*** Records shown
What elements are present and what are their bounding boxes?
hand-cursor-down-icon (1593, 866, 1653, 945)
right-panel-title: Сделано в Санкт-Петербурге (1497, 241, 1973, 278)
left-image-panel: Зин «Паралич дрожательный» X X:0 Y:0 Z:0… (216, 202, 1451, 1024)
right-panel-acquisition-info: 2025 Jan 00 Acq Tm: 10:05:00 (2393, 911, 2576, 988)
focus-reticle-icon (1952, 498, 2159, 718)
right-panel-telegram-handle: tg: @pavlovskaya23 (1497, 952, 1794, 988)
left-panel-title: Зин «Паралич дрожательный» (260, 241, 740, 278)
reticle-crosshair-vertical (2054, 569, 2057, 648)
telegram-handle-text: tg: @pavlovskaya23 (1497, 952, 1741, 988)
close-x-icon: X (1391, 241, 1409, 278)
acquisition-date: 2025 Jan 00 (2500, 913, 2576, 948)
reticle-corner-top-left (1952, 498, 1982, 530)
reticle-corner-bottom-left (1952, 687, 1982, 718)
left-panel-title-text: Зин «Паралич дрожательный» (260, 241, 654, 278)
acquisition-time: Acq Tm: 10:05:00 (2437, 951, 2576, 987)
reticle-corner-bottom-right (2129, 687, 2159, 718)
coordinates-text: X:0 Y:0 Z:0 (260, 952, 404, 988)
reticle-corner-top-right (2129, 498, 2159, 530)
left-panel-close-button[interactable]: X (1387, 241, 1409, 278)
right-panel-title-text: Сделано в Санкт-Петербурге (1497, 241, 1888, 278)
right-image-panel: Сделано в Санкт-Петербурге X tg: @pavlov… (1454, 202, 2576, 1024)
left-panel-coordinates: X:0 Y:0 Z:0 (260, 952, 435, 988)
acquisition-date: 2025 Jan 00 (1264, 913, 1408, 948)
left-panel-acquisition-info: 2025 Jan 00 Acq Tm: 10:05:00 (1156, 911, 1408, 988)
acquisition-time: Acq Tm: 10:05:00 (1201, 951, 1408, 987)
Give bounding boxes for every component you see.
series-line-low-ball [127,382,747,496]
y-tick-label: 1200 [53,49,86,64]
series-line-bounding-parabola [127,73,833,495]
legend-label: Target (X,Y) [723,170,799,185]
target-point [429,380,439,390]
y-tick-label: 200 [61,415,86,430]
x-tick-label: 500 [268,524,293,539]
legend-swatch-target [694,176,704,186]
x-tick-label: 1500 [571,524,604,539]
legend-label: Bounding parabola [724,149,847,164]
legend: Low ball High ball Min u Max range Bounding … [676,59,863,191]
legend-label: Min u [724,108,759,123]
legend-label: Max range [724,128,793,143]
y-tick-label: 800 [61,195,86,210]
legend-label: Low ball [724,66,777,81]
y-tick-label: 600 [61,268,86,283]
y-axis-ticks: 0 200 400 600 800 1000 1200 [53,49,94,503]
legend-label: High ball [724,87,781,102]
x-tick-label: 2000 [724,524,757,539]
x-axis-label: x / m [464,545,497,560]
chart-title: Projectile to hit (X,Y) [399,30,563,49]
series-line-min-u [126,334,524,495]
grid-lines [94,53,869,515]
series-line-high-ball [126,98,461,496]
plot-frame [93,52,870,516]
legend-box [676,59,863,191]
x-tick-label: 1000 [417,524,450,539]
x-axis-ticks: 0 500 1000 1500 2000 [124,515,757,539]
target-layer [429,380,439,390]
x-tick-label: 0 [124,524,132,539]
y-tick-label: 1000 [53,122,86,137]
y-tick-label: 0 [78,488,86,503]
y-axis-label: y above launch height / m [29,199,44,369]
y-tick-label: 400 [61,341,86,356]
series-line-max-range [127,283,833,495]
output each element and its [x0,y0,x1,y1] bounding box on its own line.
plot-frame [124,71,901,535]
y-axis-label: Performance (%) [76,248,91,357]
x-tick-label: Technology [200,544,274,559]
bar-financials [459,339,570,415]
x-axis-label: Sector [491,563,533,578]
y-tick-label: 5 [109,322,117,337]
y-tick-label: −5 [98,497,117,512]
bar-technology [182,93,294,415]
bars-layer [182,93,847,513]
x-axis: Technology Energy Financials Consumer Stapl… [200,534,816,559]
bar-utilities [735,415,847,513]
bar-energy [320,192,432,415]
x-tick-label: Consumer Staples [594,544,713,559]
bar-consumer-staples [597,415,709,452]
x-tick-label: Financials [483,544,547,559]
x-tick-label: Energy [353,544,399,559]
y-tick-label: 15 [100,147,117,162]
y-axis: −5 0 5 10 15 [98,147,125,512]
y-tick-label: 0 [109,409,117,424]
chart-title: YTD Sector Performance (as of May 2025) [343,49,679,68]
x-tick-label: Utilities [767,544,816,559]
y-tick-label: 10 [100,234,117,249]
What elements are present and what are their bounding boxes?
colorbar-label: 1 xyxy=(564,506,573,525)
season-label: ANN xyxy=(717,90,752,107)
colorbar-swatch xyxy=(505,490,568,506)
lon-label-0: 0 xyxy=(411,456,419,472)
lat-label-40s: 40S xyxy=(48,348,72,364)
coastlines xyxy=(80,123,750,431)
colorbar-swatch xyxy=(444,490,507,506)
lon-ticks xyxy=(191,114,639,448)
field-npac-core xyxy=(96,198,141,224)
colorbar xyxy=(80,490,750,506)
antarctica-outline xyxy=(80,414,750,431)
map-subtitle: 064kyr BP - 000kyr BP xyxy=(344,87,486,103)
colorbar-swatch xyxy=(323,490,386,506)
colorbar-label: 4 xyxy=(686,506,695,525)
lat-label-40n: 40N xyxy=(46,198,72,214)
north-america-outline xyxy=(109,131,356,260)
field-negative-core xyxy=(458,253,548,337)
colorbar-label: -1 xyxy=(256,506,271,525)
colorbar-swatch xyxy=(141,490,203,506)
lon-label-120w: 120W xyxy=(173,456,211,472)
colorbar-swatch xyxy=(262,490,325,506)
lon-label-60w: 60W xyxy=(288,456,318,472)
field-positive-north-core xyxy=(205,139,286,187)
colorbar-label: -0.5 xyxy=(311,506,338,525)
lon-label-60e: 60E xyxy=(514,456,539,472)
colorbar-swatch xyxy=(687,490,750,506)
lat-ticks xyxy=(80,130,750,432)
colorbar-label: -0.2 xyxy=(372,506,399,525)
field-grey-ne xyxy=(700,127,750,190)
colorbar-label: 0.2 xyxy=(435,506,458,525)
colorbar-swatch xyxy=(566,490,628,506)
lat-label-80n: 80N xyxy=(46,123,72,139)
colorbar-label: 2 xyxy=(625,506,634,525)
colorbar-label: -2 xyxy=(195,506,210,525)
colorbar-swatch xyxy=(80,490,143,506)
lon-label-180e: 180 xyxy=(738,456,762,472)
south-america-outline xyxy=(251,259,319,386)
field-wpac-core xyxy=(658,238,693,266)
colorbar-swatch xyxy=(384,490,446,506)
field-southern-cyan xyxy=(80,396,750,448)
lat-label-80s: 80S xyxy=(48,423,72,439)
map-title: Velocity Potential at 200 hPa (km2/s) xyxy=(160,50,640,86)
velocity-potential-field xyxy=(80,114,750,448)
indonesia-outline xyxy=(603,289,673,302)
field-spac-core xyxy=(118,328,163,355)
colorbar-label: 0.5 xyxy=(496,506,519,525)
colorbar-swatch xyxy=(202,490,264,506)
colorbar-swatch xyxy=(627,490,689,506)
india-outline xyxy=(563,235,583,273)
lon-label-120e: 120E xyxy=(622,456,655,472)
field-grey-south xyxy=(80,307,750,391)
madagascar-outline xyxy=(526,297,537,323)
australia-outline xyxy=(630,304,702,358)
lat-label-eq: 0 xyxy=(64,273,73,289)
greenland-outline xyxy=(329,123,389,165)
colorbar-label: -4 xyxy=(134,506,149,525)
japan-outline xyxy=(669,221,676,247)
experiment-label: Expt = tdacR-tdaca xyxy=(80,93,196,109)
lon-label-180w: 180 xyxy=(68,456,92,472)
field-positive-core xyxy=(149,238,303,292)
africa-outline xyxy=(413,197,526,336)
******
■ **Objective**
Can you rename "right-panel" to "side-panel" in the material, starting at its first line and ending at the line containing "right-panel-telegram-handle: tg: @pavlovskaya23"? Return only those lines, with nothing else changed.

■ **Solution for this task**
What elements are present and what are their bounding boxes?
hand-cursor-down-icon (1593, 866, 1653, 945)
side-panel-title: Сделано в Санкт-Петербурге (1497, 241, 1973, 278)
left-image-panel: Зин «Паралич дрожательный» X X:0 Y:0 Z:0… (216, 202, 1451, 1024)
side-panel-acquisition-info: 2025 Jan 00 Acq Tm: 10:05:00 (2393, 911, 2576, 988)
focus-reticle-icon (1952, 498, 2159, 718)
side-panel-telegram-handle: tg: @pavlovskaya23 (1497, 952, 1794, 988)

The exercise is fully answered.